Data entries
━━━━━━
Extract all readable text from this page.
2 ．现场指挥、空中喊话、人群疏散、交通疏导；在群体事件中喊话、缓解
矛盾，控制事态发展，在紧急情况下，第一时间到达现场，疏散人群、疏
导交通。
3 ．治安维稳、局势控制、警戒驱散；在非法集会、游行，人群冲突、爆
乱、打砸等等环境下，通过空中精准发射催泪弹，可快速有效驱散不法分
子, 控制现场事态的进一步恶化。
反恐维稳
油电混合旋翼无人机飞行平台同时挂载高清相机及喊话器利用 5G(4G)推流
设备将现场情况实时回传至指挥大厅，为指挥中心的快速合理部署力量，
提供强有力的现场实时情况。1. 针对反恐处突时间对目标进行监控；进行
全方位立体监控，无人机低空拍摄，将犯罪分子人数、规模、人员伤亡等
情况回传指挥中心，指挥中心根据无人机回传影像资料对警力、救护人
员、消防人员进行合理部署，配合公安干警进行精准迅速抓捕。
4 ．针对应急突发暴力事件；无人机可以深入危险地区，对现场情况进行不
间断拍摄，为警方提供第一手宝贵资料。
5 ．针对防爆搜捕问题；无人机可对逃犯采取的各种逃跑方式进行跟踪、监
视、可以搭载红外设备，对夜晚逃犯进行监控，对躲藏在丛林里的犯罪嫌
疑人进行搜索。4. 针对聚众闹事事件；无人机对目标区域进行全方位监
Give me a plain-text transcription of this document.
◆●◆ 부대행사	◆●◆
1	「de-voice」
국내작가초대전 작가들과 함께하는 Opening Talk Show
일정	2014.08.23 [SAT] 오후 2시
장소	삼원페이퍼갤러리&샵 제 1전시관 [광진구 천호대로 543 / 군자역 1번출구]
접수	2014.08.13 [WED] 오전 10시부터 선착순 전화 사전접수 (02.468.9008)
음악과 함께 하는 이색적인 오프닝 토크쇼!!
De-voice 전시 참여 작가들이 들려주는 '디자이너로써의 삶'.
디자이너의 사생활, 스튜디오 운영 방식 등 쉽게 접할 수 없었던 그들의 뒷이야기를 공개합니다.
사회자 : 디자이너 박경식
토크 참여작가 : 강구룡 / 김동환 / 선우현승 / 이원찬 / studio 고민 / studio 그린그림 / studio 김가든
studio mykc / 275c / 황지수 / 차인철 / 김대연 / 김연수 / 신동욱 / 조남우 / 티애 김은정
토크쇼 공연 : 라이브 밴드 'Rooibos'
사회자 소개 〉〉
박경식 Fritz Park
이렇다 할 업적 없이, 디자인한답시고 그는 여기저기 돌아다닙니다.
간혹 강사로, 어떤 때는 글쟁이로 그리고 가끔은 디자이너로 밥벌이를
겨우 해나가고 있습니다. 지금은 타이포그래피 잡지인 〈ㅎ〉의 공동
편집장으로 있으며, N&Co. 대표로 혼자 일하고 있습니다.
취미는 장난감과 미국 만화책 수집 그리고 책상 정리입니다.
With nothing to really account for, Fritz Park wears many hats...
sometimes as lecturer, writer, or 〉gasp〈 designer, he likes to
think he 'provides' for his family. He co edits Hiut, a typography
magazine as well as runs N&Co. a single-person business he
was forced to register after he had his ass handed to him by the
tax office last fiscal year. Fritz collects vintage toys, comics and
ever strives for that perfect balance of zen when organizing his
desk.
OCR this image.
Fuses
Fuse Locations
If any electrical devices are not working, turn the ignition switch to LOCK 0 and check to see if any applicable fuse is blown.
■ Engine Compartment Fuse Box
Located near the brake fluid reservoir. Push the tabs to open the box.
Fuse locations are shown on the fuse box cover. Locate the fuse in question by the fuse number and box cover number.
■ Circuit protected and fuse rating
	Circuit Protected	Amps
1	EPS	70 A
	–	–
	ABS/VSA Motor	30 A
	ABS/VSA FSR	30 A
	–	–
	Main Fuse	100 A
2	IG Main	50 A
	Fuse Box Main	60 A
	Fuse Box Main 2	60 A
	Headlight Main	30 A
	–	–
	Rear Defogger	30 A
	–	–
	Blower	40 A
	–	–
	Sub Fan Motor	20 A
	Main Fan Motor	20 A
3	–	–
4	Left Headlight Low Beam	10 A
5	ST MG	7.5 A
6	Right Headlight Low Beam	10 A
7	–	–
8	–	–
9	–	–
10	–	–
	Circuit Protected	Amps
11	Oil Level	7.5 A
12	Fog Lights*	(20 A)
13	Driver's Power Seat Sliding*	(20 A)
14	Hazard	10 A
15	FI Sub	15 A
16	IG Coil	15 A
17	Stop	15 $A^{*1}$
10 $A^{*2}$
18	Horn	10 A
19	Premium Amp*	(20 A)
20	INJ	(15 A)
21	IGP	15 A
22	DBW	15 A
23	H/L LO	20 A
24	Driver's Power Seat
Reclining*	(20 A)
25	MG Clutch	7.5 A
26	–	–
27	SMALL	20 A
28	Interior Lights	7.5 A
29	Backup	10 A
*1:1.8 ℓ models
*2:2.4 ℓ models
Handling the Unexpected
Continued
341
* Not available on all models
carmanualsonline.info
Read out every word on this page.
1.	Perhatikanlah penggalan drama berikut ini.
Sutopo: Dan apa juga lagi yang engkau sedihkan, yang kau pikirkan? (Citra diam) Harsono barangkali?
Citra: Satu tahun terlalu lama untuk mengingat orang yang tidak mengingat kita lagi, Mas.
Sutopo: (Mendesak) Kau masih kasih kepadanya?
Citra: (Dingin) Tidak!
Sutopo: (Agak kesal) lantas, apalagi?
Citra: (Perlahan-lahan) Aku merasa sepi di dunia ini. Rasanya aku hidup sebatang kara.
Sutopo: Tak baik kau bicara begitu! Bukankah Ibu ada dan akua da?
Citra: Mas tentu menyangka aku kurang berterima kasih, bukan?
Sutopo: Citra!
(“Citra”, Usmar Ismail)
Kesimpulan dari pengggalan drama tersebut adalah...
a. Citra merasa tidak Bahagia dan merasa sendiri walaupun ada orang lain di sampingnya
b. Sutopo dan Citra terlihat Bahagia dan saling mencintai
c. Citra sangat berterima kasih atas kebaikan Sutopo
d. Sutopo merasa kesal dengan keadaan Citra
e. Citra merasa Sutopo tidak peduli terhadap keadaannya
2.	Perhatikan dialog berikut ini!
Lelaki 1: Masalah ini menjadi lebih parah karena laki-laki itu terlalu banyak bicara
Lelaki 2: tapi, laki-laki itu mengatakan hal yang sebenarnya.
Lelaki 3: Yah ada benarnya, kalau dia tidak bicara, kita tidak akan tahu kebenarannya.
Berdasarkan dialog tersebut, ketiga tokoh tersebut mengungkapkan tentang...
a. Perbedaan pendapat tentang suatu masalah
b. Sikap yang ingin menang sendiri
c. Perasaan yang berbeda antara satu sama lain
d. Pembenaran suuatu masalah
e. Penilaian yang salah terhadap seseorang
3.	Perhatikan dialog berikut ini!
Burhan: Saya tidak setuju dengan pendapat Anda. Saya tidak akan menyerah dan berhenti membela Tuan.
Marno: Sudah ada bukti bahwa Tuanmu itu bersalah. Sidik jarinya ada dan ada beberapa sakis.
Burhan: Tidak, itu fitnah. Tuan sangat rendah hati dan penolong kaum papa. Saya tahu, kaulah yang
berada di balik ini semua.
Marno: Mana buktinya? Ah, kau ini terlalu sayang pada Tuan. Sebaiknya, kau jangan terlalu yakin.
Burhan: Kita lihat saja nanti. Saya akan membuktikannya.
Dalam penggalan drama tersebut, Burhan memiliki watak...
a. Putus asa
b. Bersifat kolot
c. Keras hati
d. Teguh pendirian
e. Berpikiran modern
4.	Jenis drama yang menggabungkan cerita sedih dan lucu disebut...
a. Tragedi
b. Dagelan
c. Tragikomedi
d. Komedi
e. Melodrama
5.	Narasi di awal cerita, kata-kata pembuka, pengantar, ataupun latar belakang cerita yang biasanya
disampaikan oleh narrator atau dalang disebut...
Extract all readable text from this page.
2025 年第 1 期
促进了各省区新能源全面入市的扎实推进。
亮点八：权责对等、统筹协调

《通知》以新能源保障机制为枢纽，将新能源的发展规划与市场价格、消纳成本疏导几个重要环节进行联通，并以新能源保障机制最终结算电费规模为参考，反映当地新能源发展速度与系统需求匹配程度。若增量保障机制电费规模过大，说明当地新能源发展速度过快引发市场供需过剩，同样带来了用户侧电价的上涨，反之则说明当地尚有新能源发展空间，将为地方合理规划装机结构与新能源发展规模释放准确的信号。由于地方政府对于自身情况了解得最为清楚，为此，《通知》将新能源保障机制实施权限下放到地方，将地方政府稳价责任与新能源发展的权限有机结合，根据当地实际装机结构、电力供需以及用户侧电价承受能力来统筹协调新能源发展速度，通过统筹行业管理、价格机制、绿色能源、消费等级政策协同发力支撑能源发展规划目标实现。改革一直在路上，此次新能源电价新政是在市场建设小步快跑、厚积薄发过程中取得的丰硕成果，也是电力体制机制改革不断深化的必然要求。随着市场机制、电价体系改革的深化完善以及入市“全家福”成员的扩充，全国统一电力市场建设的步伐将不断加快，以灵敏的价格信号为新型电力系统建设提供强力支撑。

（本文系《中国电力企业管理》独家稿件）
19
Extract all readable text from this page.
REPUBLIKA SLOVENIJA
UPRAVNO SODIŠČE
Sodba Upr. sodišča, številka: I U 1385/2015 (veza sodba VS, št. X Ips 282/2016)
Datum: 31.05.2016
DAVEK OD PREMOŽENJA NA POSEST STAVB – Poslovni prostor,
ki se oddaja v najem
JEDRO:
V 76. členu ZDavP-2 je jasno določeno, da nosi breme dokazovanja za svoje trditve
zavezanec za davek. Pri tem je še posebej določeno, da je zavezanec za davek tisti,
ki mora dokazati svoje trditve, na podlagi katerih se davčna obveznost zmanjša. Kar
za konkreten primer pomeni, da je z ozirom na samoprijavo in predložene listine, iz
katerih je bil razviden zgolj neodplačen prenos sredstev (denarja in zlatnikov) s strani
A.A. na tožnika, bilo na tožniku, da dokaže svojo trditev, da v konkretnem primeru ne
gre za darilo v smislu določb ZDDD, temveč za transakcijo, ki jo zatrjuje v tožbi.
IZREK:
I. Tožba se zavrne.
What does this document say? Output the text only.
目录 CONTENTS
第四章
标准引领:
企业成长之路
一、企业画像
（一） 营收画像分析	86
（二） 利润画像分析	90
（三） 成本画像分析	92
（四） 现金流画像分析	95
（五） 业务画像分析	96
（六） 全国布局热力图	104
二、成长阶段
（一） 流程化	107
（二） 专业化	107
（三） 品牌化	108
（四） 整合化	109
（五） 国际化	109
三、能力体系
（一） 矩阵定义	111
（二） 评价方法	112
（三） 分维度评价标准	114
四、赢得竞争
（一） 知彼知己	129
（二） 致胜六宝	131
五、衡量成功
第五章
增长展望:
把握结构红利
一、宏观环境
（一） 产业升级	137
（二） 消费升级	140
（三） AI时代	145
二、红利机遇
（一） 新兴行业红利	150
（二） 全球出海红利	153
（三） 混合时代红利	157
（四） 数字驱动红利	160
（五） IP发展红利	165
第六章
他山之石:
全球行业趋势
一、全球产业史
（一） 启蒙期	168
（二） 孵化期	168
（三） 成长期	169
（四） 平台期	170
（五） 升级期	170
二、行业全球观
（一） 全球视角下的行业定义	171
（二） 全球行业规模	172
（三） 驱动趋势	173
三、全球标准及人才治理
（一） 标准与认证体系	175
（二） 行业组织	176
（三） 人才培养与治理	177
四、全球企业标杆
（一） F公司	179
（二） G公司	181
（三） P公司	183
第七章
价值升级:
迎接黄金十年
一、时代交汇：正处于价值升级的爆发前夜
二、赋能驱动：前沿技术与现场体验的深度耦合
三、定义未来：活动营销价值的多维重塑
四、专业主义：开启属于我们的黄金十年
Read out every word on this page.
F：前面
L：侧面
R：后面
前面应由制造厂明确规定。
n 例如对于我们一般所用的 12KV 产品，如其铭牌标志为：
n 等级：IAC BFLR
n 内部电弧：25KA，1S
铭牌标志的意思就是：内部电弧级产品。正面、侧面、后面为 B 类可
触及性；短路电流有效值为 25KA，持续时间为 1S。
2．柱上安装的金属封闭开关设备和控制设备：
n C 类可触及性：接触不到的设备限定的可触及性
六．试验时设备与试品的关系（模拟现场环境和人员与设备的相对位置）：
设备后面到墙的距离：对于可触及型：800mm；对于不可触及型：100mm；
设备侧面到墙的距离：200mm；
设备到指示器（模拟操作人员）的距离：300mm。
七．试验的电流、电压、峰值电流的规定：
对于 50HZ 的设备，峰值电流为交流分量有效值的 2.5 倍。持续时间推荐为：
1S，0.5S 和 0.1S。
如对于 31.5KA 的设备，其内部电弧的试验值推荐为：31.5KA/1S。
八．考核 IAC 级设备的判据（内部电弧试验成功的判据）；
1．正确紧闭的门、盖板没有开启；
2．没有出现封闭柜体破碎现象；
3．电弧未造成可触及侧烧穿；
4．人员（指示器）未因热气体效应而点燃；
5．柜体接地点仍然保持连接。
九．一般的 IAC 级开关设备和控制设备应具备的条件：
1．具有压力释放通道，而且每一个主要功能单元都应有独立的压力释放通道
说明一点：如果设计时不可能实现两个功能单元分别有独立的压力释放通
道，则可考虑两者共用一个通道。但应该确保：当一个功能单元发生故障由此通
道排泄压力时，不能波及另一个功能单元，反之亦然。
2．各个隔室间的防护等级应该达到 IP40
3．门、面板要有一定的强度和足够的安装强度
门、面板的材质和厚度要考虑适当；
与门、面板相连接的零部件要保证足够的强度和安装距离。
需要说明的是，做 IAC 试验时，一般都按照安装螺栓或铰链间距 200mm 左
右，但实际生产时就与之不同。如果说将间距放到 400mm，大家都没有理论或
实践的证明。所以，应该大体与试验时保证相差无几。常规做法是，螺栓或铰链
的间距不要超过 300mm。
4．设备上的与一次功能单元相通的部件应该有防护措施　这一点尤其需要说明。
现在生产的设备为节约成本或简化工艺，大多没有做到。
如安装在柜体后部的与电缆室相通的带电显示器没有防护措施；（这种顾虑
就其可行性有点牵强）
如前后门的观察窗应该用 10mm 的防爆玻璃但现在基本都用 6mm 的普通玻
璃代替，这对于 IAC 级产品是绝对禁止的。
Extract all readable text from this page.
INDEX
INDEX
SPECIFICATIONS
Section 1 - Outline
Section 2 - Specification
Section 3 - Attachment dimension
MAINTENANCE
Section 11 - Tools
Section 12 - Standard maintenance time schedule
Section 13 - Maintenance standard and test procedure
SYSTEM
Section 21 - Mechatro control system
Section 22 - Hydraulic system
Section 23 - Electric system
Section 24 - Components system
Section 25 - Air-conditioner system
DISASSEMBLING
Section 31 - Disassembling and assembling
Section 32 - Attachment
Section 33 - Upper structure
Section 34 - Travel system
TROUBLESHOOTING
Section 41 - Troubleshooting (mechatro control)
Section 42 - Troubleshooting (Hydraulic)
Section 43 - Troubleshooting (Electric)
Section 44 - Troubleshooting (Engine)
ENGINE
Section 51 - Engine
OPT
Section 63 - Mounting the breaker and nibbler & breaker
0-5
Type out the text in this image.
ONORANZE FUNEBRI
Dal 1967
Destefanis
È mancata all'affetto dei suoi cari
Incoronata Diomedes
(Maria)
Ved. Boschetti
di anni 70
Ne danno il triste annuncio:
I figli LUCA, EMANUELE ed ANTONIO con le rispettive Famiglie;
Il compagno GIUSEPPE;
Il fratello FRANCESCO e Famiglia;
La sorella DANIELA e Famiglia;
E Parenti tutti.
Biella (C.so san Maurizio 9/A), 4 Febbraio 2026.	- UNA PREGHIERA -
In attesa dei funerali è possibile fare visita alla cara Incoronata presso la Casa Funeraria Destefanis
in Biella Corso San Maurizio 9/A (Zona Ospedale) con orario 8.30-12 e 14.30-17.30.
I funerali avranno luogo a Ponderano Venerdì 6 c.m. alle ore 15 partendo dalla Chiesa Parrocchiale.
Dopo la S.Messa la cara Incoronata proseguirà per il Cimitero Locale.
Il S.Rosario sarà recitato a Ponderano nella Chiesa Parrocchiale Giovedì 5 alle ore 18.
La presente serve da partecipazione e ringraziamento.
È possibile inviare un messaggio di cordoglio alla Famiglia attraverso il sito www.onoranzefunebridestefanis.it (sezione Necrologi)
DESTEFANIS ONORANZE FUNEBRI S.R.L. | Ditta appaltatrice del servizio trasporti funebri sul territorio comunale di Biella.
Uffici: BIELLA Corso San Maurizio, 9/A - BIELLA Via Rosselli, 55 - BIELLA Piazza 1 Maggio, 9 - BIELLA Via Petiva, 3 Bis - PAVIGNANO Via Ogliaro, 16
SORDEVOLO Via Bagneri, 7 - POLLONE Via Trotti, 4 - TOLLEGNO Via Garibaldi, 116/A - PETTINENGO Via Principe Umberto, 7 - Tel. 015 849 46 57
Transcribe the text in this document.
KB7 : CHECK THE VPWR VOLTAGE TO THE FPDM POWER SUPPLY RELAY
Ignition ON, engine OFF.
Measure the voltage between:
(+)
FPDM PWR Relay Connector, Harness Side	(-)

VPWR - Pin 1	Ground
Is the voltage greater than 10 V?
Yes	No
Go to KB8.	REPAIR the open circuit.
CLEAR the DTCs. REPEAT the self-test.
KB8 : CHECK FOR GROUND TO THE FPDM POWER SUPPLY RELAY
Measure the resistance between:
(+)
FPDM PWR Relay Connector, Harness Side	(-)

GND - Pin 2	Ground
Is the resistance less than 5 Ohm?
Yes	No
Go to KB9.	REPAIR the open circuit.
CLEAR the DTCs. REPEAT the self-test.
━━━━━━
The exercise: Copy out each line of the listing that holds "Marno".

Problem solution:
Marno: Sudah ada bukti bahwa Tuanmu itu bersalah. Sidik jarinya ada dan ada beberapa sakis.
Marno: Mana buktinya? Ah, kau ini terlalu sayang pada Tuan. Sebaiknya, kau jangan terlalu yakin.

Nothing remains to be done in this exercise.